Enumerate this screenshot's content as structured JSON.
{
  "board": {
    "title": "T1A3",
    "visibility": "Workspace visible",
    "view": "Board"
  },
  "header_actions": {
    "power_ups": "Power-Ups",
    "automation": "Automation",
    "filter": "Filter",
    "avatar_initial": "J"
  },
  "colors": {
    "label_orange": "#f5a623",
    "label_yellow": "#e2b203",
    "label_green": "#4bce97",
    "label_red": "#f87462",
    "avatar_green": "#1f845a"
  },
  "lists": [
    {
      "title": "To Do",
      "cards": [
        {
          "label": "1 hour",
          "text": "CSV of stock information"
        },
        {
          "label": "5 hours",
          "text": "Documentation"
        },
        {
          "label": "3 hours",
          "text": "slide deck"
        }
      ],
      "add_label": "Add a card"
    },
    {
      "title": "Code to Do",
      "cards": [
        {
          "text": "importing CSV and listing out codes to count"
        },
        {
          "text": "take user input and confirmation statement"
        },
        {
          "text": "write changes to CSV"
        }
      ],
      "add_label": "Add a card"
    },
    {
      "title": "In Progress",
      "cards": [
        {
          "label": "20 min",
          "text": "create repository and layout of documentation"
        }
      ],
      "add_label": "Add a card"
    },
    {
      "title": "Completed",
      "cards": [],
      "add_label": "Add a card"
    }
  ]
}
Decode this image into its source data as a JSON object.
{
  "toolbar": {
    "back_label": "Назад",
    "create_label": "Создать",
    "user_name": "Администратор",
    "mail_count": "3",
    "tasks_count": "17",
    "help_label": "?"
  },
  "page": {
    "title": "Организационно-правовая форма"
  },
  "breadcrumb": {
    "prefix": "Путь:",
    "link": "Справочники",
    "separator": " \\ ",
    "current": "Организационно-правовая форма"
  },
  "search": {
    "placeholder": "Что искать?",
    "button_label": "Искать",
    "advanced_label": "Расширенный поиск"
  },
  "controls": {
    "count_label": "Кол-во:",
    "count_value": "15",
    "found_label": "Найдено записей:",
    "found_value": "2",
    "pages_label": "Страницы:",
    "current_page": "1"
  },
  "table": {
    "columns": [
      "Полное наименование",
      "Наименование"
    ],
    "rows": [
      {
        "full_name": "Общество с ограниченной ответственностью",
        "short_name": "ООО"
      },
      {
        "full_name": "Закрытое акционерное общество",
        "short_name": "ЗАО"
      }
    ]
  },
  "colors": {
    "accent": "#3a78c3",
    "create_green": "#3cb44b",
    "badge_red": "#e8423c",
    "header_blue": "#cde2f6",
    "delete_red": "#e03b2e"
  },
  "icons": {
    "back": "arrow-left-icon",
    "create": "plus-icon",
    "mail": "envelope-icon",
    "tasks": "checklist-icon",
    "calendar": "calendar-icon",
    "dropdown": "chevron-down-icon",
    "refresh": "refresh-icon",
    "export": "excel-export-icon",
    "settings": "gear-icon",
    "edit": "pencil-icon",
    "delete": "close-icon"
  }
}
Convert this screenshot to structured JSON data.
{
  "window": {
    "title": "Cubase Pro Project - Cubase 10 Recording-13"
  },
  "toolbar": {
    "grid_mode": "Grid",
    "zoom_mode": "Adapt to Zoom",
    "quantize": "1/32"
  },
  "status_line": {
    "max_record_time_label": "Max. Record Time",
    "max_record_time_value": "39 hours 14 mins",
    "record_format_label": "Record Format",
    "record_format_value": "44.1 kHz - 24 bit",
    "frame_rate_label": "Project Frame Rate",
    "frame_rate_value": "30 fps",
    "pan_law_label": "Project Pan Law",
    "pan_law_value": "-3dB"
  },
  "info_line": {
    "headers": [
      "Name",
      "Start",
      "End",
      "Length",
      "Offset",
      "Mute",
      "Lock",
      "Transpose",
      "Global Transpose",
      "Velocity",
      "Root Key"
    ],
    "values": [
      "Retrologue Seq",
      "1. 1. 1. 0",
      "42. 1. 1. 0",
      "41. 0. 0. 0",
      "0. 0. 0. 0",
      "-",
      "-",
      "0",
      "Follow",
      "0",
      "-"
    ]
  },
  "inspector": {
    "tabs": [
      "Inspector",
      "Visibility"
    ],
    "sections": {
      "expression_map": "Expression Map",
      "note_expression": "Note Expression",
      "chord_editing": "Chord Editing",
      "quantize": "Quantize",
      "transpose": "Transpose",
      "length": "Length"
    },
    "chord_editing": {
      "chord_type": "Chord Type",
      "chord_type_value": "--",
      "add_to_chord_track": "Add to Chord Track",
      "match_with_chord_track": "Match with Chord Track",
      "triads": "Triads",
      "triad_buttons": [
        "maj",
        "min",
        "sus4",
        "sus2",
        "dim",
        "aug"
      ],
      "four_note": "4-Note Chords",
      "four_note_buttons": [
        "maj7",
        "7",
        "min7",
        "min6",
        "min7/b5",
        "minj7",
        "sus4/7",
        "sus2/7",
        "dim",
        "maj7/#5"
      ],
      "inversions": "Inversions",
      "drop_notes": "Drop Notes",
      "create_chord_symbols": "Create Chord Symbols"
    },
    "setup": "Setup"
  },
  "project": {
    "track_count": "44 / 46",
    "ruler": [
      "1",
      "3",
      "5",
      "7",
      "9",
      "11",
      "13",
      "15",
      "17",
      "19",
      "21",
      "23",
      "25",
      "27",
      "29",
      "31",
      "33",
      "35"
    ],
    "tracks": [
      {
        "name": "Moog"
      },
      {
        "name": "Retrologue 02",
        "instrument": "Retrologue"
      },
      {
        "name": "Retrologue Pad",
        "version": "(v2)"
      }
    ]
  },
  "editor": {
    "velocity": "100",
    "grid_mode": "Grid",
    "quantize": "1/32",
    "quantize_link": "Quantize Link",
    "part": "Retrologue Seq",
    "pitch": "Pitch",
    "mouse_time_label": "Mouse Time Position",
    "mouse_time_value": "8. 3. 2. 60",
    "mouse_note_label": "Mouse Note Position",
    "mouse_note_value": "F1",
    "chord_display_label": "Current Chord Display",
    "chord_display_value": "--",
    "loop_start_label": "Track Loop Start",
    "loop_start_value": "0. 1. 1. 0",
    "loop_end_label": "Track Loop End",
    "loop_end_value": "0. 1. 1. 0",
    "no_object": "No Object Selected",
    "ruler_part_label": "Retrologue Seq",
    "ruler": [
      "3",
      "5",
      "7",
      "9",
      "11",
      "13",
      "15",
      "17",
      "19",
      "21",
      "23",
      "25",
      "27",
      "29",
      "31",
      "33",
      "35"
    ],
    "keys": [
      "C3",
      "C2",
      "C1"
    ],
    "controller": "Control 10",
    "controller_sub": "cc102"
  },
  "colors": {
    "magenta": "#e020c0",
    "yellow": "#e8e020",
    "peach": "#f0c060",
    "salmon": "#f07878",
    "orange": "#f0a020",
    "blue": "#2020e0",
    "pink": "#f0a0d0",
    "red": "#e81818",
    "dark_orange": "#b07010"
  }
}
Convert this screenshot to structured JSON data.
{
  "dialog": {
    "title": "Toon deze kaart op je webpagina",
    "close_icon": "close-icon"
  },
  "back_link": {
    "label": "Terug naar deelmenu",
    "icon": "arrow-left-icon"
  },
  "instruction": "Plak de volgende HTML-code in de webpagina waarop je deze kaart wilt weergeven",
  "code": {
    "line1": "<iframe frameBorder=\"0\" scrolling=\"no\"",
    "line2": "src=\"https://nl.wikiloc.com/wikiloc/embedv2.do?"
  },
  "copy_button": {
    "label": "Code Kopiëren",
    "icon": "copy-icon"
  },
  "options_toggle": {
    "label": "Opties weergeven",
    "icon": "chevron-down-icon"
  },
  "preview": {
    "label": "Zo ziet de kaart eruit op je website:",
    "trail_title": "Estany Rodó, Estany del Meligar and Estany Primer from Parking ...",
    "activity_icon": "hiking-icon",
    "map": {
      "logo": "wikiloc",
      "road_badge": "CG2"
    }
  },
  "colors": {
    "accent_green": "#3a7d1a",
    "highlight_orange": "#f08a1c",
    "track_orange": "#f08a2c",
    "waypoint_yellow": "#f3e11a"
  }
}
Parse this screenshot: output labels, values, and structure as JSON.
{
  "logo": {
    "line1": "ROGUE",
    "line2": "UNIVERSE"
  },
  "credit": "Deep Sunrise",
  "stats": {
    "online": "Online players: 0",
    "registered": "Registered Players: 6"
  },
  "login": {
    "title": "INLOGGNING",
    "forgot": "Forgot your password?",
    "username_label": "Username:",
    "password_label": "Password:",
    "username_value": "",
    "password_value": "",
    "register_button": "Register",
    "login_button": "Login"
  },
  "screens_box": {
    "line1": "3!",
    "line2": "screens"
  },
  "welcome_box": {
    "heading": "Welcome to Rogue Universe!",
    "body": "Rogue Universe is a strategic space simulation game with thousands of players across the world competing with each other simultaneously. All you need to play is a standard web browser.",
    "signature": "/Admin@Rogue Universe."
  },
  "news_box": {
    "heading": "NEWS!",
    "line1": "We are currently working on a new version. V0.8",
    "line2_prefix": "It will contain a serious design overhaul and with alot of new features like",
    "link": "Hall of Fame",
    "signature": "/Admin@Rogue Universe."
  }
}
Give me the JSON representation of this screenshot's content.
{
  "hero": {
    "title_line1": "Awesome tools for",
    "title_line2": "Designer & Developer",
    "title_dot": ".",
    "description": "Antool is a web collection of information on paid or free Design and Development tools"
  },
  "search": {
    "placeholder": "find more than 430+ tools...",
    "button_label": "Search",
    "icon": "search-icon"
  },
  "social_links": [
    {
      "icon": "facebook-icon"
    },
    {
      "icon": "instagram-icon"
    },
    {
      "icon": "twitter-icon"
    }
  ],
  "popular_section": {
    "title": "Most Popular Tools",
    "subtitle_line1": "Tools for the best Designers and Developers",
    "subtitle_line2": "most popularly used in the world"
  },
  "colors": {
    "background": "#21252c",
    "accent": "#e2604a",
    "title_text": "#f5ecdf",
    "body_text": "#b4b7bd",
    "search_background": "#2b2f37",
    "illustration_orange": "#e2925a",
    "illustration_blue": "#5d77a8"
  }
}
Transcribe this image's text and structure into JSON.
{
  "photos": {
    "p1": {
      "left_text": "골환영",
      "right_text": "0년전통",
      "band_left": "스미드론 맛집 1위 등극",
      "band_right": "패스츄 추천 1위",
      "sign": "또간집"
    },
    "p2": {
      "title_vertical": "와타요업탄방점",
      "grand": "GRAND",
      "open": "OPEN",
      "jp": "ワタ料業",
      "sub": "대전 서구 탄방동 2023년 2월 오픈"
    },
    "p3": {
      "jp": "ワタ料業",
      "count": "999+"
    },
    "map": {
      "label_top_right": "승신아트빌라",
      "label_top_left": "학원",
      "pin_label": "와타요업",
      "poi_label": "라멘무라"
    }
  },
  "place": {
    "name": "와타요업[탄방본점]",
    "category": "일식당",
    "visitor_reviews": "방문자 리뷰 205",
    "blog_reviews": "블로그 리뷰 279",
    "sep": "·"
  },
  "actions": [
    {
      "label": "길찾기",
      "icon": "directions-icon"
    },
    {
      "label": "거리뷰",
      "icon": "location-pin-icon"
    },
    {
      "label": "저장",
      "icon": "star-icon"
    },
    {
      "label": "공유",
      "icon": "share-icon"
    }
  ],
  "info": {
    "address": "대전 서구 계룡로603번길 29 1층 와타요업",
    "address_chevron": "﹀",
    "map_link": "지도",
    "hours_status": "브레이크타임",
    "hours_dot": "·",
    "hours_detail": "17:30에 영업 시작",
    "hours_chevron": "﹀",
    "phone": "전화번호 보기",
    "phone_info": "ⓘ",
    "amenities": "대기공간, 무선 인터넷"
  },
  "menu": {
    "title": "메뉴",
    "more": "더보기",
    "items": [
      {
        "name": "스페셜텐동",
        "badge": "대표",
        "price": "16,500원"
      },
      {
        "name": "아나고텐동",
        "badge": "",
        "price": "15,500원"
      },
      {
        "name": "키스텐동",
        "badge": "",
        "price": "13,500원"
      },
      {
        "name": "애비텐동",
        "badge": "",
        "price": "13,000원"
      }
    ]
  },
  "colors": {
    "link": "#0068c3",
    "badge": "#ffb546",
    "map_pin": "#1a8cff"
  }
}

--*--

Go through the material and select each line with the string "heading" in it.

• SOLUTION TO THIS PROBLEM
    "heading": "Welcome to Rogue Universe!",
    "heading": "NEWS!",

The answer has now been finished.